Task to carry out ->
Report back each line of the records that contains the string "Temp".

Supplied data ->

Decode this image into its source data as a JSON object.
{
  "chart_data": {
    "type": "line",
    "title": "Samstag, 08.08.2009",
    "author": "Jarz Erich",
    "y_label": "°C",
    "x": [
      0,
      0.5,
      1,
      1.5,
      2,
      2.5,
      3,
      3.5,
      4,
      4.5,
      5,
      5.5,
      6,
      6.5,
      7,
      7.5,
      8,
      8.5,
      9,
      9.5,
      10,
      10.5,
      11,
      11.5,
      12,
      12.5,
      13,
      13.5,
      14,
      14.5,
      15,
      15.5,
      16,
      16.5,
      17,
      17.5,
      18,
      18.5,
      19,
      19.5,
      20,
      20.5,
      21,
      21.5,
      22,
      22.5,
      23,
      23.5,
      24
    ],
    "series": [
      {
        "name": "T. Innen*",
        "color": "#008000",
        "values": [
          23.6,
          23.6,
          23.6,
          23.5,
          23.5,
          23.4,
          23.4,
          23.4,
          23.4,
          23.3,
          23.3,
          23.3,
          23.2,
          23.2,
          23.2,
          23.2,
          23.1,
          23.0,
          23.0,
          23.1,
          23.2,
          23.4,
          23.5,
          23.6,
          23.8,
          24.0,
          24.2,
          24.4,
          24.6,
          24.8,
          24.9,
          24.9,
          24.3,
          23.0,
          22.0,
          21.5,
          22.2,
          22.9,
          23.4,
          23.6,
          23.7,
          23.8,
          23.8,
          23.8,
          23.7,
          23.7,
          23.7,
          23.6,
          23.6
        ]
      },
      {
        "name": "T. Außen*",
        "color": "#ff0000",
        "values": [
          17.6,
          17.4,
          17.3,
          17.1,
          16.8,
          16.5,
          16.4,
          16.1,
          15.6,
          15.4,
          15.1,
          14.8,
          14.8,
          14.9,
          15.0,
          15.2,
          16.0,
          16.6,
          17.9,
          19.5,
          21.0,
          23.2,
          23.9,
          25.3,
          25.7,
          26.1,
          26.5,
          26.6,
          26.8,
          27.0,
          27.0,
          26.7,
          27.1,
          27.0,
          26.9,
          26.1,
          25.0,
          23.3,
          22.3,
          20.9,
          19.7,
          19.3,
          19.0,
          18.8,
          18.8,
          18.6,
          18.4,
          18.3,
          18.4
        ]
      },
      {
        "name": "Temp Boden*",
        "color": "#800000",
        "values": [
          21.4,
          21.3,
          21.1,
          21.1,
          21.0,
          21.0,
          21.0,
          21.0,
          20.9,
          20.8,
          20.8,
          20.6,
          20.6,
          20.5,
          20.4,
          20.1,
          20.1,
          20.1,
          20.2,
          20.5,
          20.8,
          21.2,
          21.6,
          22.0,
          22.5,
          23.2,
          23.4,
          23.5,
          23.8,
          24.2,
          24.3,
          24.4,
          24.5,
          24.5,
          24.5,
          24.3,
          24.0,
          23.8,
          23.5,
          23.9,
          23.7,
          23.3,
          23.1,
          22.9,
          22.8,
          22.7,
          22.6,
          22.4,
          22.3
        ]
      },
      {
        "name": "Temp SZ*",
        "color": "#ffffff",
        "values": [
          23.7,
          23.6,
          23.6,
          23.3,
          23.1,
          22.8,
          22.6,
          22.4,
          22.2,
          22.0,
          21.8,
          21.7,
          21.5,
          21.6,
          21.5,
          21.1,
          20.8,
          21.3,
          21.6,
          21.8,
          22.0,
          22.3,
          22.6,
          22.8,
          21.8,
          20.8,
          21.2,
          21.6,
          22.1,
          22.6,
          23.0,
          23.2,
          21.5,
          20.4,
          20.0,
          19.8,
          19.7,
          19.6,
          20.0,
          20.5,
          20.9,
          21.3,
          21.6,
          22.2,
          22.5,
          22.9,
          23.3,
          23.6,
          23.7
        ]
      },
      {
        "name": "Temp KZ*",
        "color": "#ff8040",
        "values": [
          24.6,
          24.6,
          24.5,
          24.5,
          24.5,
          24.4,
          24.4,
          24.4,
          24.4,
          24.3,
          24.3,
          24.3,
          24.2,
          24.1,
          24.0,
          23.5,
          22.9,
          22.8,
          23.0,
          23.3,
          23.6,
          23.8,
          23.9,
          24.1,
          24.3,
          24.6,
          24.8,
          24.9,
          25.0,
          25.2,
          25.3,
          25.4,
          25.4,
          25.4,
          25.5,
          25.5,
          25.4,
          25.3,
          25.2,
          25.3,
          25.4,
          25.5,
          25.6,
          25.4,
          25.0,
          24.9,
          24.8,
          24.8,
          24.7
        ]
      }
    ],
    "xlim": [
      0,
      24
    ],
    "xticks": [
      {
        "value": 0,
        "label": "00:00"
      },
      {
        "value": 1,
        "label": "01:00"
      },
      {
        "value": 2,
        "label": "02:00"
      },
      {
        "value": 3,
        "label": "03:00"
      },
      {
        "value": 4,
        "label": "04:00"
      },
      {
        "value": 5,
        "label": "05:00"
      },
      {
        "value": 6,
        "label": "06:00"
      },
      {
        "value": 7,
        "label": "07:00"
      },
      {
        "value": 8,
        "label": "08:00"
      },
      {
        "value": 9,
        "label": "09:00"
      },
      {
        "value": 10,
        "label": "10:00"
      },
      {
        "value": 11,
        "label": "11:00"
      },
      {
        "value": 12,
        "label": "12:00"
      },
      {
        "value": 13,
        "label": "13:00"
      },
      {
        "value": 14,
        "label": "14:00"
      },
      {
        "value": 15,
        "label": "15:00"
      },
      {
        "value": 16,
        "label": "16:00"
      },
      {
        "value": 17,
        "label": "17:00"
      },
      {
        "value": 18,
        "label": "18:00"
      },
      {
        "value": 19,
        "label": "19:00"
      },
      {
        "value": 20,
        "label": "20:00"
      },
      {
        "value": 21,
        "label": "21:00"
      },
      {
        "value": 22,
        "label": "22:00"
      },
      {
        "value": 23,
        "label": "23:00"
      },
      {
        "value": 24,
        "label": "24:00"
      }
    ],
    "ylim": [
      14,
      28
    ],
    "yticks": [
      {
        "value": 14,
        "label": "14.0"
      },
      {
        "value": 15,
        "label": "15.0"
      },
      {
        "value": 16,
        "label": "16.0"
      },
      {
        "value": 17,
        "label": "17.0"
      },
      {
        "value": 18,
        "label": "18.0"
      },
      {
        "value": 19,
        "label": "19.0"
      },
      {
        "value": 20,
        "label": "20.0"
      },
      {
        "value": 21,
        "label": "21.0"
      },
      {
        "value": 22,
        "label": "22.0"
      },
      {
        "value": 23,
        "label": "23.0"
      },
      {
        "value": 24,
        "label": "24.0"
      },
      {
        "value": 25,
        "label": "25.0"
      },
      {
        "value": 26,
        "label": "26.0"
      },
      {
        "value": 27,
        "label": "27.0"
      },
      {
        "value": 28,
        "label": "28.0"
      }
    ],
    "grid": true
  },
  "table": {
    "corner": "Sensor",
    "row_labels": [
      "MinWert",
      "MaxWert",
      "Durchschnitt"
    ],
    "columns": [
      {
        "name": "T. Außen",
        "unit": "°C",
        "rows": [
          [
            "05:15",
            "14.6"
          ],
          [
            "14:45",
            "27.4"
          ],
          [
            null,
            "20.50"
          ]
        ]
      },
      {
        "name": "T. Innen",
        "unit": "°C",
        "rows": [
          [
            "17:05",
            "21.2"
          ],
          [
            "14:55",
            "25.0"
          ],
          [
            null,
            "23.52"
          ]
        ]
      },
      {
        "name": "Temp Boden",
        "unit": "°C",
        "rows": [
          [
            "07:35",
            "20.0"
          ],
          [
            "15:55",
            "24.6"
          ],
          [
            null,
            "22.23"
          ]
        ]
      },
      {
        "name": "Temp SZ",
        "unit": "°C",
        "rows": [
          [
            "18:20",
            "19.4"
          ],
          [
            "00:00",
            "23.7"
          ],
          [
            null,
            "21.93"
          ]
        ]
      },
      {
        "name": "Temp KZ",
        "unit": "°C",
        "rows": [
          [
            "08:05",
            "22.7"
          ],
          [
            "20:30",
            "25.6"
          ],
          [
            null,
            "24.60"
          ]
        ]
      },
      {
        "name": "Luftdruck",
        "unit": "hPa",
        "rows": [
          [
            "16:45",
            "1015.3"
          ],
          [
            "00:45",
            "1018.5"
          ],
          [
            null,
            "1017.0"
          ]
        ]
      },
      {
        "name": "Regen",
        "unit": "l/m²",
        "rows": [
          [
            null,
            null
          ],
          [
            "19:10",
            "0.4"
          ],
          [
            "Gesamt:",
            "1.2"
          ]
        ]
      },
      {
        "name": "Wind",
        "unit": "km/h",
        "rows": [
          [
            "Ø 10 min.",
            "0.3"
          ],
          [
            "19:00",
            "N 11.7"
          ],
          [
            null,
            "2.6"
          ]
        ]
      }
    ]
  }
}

Right answer ->
        "name": "Temp Boden*",
        "name": "Temp SZ*",
        "name": "Temp KZ*",
        "name": "Temp Boden",
        "name": "Temp SZ",
        "name": "Temp KZ",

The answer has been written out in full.